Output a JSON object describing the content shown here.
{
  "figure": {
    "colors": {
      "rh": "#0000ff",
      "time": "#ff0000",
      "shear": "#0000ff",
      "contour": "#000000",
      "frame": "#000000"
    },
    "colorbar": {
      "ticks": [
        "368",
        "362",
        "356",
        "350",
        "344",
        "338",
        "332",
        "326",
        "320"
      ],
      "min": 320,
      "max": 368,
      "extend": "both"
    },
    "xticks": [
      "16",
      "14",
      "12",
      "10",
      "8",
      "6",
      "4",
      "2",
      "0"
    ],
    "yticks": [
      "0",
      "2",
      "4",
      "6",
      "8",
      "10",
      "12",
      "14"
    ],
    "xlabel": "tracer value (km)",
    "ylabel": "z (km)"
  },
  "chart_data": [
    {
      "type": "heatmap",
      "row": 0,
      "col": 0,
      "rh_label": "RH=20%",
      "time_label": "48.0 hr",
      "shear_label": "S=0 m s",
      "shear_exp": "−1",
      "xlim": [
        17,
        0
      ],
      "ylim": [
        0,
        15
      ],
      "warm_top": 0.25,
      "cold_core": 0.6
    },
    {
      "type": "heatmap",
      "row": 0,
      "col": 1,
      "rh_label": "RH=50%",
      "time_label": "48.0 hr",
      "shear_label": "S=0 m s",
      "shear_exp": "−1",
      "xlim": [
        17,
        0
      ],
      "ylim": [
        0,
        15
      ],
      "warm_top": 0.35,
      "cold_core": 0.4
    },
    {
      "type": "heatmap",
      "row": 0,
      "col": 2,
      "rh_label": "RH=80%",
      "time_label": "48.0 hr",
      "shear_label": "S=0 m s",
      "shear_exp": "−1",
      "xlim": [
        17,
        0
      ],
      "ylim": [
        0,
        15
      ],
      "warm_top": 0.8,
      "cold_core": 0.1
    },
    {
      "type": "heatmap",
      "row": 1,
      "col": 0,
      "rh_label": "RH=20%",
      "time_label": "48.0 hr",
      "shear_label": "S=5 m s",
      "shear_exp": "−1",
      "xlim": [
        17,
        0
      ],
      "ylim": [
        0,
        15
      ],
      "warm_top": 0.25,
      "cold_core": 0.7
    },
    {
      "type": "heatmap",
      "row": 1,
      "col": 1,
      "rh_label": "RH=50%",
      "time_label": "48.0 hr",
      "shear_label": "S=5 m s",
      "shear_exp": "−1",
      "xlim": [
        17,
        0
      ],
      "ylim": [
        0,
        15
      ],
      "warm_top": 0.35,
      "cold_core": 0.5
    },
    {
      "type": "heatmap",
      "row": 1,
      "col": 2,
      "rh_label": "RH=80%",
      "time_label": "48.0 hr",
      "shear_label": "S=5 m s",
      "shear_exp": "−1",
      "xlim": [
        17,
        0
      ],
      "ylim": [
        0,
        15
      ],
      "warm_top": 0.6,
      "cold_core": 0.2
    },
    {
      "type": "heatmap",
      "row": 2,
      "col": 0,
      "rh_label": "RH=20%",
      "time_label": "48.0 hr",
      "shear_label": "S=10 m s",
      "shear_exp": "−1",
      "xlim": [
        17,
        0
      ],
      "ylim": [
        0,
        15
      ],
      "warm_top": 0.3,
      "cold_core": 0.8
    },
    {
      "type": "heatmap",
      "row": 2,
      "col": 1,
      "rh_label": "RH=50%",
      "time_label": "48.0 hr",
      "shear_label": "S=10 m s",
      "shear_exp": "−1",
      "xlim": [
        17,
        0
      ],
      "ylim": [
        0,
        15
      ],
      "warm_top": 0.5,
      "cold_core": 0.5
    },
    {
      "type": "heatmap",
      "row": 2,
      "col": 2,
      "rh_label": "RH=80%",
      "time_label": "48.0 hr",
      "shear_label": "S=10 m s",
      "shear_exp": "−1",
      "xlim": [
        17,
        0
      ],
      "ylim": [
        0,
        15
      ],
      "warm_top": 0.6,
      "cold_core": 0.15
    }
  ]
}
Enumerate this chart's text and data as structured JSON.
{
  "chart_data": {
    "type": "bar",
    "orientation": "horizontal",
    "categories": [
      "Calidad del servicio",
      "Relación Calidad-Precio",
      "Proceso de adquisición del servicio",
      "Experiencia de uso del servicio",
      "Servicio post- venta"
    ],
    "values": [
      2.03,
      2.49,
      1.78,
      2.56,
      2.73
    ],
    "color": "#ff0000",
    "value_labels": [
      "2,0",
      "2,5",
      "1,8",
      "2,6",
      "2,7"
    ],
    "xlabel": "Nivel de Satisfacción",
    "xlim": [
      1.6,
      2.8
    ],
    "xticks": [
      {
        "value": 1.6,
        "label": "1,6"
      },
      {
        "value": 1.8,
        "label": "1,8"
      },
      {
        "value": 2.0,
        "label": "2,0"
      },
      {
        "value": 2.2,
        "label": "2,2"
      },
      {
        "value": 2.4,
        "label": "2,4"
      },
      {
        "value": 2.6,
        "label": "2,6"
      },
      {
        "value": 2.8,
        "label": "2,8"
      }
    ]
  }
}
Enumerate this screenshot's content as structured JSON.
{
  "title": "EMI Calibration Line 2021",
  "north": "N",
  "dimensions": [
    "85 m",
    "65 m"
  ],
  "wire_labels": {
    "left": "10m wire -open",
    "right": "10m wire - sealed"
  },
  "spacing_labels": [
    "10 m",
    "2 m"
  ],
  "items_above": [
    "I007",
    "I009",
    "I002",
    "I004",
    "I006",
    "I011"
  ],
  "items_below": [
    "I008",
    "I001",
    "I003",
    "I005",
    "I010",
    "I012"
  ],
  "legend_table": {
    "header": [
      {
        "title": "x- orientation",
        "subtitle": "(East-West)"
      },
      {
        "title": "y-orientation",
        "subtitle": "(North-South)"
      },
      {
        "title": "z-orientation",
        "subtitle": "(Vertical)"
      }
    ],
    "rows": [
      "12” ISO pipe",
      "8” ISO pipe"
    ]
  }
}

-=-=-

▶ **WRITTEN REQUEST**:
Reproduce only those lines of the entries above that run from the line with "Enumerate this screenshot's" to the final line.

▶ **RESPONSE TO THE TASK**:
Enumerate this screenshot's content as structured JSON.
{
  "title": "EMI Calibration Line 2021",
  "north": "N",
  "dimensions": [
    "85 m",
    "65 m"
  ],
  "wire_labels": {
    "left": "10m wire -open",
    "right": "10m wire - sealed"
  },
  "spacing_labels": [
    "10 m",
    "2 m"
  ],
  "items_above": [
    "I007",
    "I009",
    "I002",
    "I004",
    "I006",
    "I011"
  ],
  "items_below": [
    "I008",
    "I001",
    "I003",
    "I005",
    "I010",
    "I012"
  ],
  "legend_table": {
    "header": [
      {
        "title": "x- orientation",
        "subtitle": "(East-West)"
      },
      {
        "title": "y-orientation",
        "subtitle": "(North-South)"
      },
      {
        "title": "z-orientation",
        "subtitle": "(Vertical)"
      }
    ],
    "rows": [
      "12” ISO pipe",
      "8” ISO pipe"
    ]
  }
}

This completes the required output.